## Problem
Retype the following lines without any changes.

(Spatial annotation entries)
---
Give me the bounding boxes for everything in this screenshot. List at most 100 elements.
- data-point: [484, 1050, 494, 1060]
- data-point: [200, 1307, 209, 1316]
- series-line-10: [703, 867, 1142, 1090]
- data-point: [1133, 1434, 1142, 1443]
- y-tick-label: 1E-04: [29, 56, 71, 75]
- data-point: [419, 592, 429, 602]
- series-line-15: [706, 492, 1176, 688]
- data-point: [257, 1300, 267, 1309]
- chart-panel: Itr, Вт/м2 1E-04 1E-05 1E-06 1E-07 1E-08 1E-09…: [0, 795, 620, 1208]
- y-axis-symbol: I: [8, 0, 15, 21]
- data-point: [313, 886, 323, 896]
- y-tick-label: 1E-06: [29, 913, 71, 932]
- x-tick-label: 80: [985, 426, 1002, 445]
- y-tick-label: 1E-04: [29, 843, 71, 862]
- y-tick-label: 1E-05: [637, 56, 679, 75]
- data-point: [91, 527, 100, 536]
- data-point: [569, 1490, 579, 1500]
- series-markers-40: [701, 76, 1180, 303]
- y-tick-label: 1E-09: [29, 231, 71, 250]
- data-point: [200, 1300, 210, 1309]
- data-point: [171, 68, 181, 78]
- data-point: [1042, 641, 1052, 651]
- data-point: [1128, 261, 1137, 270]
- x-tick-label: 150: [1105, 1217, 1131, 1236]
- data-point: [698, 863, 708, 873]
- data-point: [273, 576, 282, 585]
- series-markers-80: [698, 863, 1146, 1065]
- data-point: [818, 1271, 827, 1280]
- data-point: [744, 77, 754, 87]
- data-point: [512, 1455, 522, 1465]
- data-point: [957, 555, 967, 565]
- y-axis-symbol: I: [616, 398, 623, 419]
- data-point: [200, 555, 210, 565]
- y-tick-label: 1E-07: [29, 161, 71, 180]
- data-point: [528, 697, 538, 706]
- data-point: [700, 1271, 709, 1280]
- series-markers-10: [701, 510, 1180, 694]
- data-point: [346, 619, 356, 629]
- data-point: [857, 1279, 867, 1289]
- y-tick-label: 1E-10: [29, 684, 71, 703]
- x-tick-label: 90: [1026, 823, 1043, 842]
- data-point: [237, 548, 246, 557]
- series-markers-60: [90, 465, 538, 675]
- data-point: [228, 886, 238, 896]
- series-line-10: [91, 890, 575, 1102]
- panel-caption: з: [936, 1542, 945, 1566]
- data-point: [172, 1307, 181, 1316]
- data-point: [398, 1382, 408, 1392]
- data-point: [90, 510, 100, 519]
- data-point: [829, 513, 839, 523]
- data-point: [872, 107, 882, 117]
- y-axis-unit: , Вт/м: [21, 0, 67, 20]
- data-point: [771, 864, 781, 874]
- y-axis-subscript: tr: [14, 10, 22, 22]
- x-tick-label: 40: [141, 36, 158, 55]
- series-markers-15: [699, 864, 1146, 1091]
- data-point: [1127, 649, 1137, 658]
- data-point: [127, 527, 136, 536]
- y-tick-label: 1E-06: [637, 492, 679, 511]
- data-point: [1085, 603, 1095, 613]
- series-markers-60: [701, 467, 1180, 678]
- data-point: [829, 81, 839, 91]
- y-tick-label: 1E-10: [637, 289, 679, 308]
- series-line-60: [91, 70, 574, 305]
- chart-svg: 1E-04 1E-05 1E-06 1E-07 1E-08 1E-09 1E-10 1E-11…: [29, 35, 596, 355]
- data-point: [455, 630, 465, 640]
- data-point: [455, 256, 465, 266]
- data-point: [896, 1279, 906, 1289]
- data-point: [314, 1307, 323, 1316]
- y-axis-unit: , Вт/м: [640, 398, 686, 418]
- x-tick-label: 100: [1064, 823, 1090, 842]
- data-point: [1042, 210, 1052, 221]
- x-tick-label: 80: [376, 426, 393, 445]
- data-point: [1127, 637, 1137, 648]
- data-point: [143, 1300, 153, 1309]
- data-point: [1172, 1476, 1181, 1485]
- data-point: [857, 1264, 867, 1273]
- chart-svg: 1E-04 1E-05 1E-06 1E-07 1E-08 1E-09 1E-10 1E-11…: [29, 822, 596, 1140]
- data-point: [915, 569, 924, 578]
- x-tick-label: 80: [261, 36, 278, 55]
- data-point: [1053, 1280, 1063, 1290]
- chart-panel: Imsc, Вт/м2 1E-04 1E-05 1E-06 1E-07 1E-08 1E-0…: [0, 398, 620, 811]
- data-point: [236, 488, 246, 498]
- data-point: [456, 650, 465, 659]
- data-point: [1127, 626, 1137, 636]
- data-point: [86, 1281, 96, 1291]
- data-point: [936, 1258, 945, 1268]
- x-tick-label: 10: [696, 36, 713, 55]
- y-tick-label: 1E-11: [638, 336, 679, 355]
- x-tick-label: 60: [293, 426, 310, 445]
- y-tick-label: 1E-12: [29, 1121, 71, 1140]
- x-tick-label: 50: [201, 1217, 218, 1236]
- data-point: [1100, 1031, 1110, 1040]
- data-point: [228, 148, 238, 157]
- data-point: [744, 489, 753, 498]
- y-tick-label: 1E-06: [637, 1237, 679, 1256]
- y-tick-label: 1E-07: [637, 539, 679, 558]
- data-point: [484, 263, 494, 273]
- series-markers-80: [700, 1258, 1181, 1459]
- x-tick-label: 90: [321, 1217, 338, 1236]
---
## Finished answer
Give me the bounding boxes for everything in this screenshot. List at most 100 elements.
- data-point: [484, 1050, 494, 1060]
- data-point: [200, 1307, 209, 1316]
- series-line-10: [703, 867, 1142, 1090]
- data-point: [1133, 1434, 1142, 1443]
- y-tick-label: 1E-04: [29, 56, 71, 75]
- data-point: [419, 592, 429, 602]
- series-line-15: [706, 492, 1176, 688]
- data-point: [257, 1300, 267, 1309]
- chart-panel: Itr, Вт/м2 1E-04 1E-05 1E-06 1E-07 1E-08 1E-09…: [0, 795, 620, 1208]
- y-axis-symbol: I: [8, 0, 15, 21]
- data-point: [313, 886, 323, 896]
- y-tick-label: 1E-06: [29, 913, 71, 932]
- x-tick-label: 80: [985, 426, 1002, 445]
- y-tick-label: 1E-04: [29, 843, 71, 862]
- y-tick-label: 1E-05: [637, 56, 679, 75]
- data-point: [91, 527, 100, 536]
- data-point: [569, 1490, 579, 1500]
- series-markers-40: [701, 76, 1180, 303]
- y-tick-label: 1E-09: [29, 231, 71, 250]
- data-point: [200, 1300, 210, 1309]
- data-point: [171, 68, 181, 78]
- data-point: [1042, 641, 1052, 651]
- data-point: [1128, 261, 1137, 270]
- x-tick-label: 150: [1105, 1217, 1131, 1236]
- data-point: [698, 863, 708, 873]
- data-point: [273, 576, 282, 585]
- series-markers-80: [698, 863, 1146, 1065]
- data-point: [818, 1271, 827, 1280]
- data-point: [744, 77, 754, 87]
- data-point: [512, 1455, 522, 1465]
- data-point: [957, 555, 967, 565]
- y-axis-symbol: I: [616, 398, 623, 419]
- data-point: [200, 555, 210, 565]
- y-tick-label: 1E-07: [29, 161, 71, 180]
- data-point: [528, 697, 538, 706]
- data-point: [700, 1271, 709, 1280]
- series-markers-10: [701, 510, 1180, 694]
- data-point: [346, 619, 356, 629]
- data-point: [857, 1279, 867, 1289]
- y-tick-label: 1E-10: [29, 684, 71, 703]
- x-tick-label: 90: [1026, 823, 1043, 842]
- data-point: [237, 548, 246, 557]
- series-markers-60: [90, 465, 538, 675]
- data-point: [228, 886, 238, 896]
- series-line-10: [91, 890, 575, 1102]
- panel-caption: з: [936, 1542, 945, 1566]
- data-point: [172, 1307, 181, 1316]
- data-point: [398, 1382, 408, 1392]
- data-point: [90, 510, 100, 519]
- data-point: [829, 513, 839, 523]
- data-point: [872, 107, 882, 117]
- y-axis-unit: , Вт/м: [21, 0, 67, 20]
- data-point: [771, 864, 781, 874]
- y-axis-subscript: tr: [14, 10, 22, 22]
- x-tick-label: 40: [141, 36, 158, 55]
- series-markers-15: [699, 864, 1146, 1091]
- data-point: [1127, 649, 1137, 658]
- data-point: [127, 527, 136, 536]
- y-tick-label: 1E-06: [637, 492, 679, 511]
- data-point: [1085, 603, 1095, 613]
- series-markers-60: [701, 467, 1180, 678]
- data-point: [829, 81, 839, 91]
- y-tick-label: 1E-10: [637, 289, 679, 308]
- series-line-60: [91, 70, 574, 305]
- chart-svg: 1E-04 1E-05 1E-06 1E-07 1E-08 1E-09 1E-10 1E-11…: [29, 35, 596, 355]
- data-point: [455, 630, 465, 640]
- data-point: [455, 256, 465, 266]
- data-point: [896, 1279, 906, 1289]
- data-point: [314, 1307, 323, 1316]
- y-axis-unit: , Вт/м: [640, 398, 686, 418]
- x-tick-label: 100: [1064, 823, 1090, 842]
- data-point: [1042, 210, 1052, 221]
- x-tick-label: 80: [376, 426, 393, 445]
- data-point: [1127, 637, 1137, 648]
- data-point: [143, 1300, 153, 1309]
- data-point: [1172, 1476, 1181, 1485]
- data-point: [857, 1264, 867, 1273]
- chart-svg: 1E-04 1E-05 1E-06 1E-07 1E-08 1E-09 1E-10 1E-11…: [29, 822, 596, 1140]
- data-point: [915, 569, 924, 578]
- x-tick-label: 80: [261, 36, 278, 55]
- data-point: [1053, 1280, 1063, 1290]
- chart-panel: Imsc, Вт/м2 1E-04 1E-05 1E-06 1E-07 1E-08 1E-0…: [0, 398, 620, 811]
- data-point: [236, 488, 246, 498]
- data-point: [456, 650, 465, 659]
- data-point: [1127, 626, 1137, 636]
- data-point: [86, 1281, 96, 1291]
- data-point: [936, 1258, 945, 1268]
- x-tick-label: 10: [696, 36, 713, 55]
- y-tick-label: 1E-11: [638, 336, 679, 355]
- x-tick-label: 60: [293, 426, 310, 445]
- y-tick-label: 1E-12: [29, 1121, 71, 1140]
- x-tick-label: 50: [201, 1217, 218, 1236]
- data-point: [1100, 1031, 1110, 1040]
- data-point: [228, 148, 238, 157]
- data-point: [744, 489, 753, 498]
- y-tick-label: 1E-06: [637, 1237, 679, 1256]
- y-tick-label: 1E-07: [637, 539, 679, 558]
- data-point: [484, 263, 494, 273]
- series-markers-80: [700, 1258, 1181, 1459]
- x-tick-label: 90: [321, 1217, 338, 1236]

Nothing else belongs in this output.